Begin DATA ENTRIES

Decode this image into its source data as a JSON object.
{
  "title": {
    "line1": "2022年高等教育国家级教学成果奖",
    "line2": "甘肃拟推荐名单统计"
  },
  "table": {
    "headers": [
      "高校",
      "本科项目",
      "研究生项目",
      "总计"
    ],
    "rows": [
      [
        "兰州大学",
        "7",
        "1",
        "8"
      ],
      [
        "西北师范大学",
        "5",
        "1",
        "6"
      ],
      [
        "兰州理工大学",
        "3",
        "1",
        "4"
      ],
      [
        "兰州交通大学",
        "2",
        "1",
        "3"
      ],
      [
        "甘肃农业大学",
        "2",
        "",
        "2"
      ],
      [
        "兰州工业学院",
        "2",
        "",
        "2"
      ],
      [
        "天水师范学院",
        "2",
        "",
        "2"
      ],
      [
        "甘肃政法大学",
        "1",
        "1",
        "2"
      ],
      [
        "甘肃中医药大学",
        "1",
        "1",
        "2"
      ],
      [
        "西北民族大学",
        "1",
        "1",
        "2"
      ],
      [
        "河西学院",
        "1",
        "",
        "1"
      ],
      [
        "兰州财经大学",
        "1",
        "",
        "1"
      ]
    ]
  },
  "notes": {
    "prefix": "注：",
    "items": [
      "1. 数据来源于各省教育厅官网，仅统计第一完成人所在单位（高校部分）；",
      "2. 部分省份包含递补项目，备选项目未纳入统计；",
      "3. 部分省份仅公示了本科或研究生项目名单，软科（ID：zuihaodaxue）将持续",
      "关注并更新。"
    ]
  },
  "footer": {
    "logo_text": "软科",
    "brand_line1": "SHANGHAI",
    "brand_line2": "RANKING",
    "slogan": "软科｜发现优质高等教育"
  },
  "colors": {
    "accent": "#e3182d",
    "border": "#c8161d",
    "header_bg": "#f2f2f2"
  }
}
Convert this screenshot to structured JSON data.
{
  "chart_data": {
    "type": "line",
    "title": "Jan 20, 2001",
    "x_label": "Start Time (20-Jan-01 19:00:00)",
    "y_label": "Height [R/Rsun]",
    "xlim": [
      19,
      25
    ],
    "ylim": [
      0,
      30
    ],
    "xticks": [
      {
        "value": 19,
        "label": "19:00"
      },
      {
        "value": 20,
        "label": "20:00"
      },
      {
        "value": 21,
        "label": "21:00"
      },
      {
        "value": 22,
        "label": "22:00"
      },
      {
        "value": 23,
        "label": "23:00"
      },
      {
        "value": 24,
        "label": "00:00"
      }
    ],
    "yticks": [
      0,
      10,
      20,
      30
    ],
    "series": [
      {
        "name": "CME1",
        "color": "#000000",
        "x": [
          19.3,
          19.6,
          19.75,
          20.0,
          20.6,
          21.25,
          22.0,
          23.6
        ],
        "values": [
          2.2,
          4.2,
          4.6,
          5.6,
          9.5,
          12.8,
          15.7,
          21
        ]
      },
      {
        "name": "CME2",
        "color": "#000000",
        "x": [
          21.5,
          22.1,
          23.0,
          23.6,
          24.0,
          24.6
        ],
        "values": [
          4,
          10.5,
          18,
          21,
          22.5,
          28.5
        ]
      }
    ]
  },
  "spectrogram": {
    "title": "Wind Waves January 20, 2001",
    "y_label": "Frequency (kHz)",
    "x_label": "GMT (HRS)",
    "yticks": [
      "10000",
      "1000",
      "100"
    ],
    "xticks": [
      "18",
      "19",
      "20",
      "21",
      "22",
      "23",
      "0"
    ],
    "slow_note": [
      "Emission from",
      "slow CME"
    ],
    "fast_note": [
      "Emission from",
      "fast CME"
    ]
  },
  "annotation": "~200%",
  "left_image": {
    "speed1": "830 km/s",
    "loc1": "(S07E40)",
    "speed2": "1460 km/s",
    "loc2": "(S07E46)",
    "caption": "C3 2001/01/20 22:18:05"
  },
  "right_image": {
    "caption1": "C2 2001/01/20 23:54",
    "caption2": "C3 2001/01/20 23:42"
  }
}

End DATA ENTRIES

**WHAT TO PRODUCE:** Extract each entry in full, exactly as given.

**RESULT OF THE EXERCISE:**
Decode this image into its source data as a JSON object.
{
  "title": {
    "line1": "2022年高等教育国家级教学成果奖",
    "line2": "甘肃拟推荐名单统计"
  },
  "table": {
    "headers": [
      "高校",
      "本科项目",
      "研究生项目",
      "总计"
    ],
    "rows": [
      [
        "兰州大学",
        "7",
        "1",
        "8"
      ],
      [
        "西北师范大学",
        "5",
        "1",
        "6"
      ],
      [
        "兰州理工大学",
        "3",
        "1",
        "4"
      ],
      [
        "兰州交通大学",
        "2",
        "1",
        "3"
      ],
      [
        "甘肃农业大学",
        "2",
        "",
        "2"
      ],
      [
        "兰州工业学院",
        "2",
        "",
        "2"
      ],
      [
        "天水师范学院",
        "2",
        "",
        "2"
      ],
      [
        "甘肃政法大学",
        "1",
        "1",
        "2"
      ],
      [
        "甘肃中医药大学",
        "1",
        "1",
        "2"
      ],
      [
        "西北民族大学",
        "1",
        "1",
        "2"
      ],
      [
        "河西学院",
        "1",
        "",
        "1"
      ],
      [
        "兰州财经大学",
        "1",
        "",
        "1"
      ]
    ]
  },
  "notes": {
    "prefix": "注：",
    "items": [
      "1. 数据来源于各省教育厅官网，仅统计第一完成人所在单位（高校部分）；",
      "2. 部分省份包含递补项目，备选项目未纳入统计；",
      "3. 部分省份仅公示了本科或研究生项目名单，软科（ID：zuihaodaxue）将持续",
      "关注并更新。"
    ]
  },
  "footer": {
    "logo_text": "软科",
    "brand_line1": "SHANGHAI",
    "brand_line2": "RANKING",
    "slogan": "软科｜发现优质高等教育"
  },
  "colors": {
    "accent": "#e3182d",
    "border": "#c8161d",
    "header_bg": "#f2f2f2"
  }
}
Convert this screenshot to structured JSON data.
{
  "chart_data": {
    "type": "line",
    "title": "Jan 20, 2001",
    "x_label": "Start Time (20-Jan-01 19:00:00)",
    "y_label": "Height [R/Rsun]",
    "xlim": [
      19,
      25
    ],
    "ylim": [
      0,
      30
    ],
    "xticks": [
      {
        "value": 19,
        "label": "19:00"
      },
      {
        "value": 20,
        "label": "20:00"
      },
      {
        "value": 21,
        "label": "21:00"
      },
      {
        "value": 22,
        "label": "22:00"
      },
      {
        "value": 23,
        "label": "23:00"
      },
      {
        "value": 24,
        "label": "00:00"
      }
    ],
    "yticks": [
      0,
      10,
      20,
      30
    ],
    "series": [
      {
        "name": "CME1",
        "color": "#000000",
        "x": [
          19.3,
          19.6,
          19.75,
          20.0,
          20.6,
          21.25,
          22.0,
          23.6
        ],
        "values": [
          2.2,
          4.2,
          4.6,
          5.6,
          9.5,
          12.8,
          15.7,
          21
        ]
      },
      {
        "name": "CME2",
        "color": "#000000",
        "x": [
          21.5,
          22.1,
          23.0,
          23.6,
          24.0,
          24.6
        ],
        "values": [
          4,
          10.5,
          18,
          21,
          22.5,
          28.5
        ]
      }
    ]
  },
  "spectrogram": {
    "title": "Wind Waves January 20, 2001",
    "y_label": "Frequency (kHz)",
    "x_label": "GMT (HRS)",
    "yticks": [
      "10000",
      "1000",
      "100"
    ],
    "xticks": [
      "18",
      "19",
      "20",
      "21",
      "22",
      "23",
      "0"
    ],
    "slow_note": [
      "Emission from",
      "slow CME"
    ],
    "fast_note": [
      "Emission from",
      "fast CME"
    ]
  },
  "annotation": "~200%",
  "left_image": {
    "speed1": "830 km/s",
    "loc1": "(S07E40)",
    "speed2": "1460 km/s",
    "loc2": "(S07E46)",
    "caption": "C3 2001/01/20 22:18:05"
  },
  "right_image": {
    "caption1": "C2 2001/01/20 23:54",
    "caption2": "C3 2001/01/20 23:42"
  }
}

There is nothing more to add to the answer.